(Figure record listings)
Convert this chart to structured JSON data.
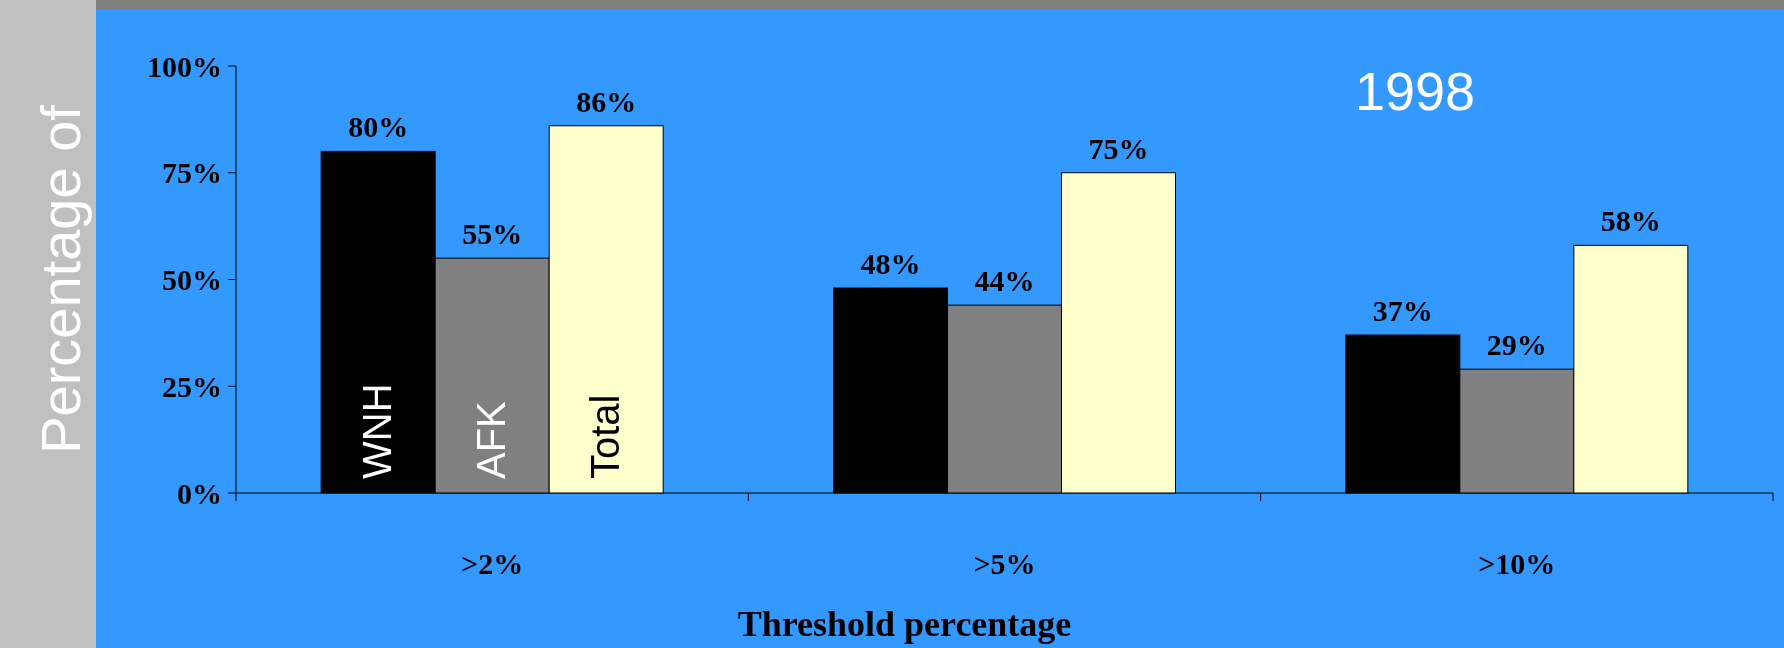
{
  "chart_data": {
    "type": "bar",
    "ylabel": "Percentage of",
    "xlabel": "Threshold percentage",
    "annotations": [
      "1998"
    ],
    "categories": [
      ">2%",
      ">5%",
      ">10%"
    ],
    "series": [
      {
        "name": "WNH",
        "color": "#000000",
        "values": [
          80,
          48,
          37
        ],
        "value_labels": [
          "80%",
          "48%",
          "37%"
        ]
      },
      {
        "name": "AFK",
        "color": "#808080",
        "values": [
          55,
          44,
          29
        ],
        "value_labels": [
          "55%",
          "44%",
          "29%"
        ]
      },
      {
        "name": "Total",
        "color": "#ffffcc",
        "values": [
          86,
          75,
          58
        ],
        "value_labels": [
          "86%",
          "75%",
          "58%"
        ]
      }
    ],
    "ylim": [
      0,
      100
    ],
    "yticks": [
      {
        "value": 0,
        "label": "0%"
      },
      {
        "value": 25,
        "label": "25%"
      },
      {
        "value": 50,
        "label": "50%"
      },
      {
        "value": 75,
        "label": "75%"
      },
      {
        "value": 100,
        "label": "100%"
      }
    ]
  }
}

SHORT TASK
Return all lines with the word "color" in them.

CORRECT RESPONSE
        "color": "#000000",
        "color": "#808080",
        "color": "#ffffcc",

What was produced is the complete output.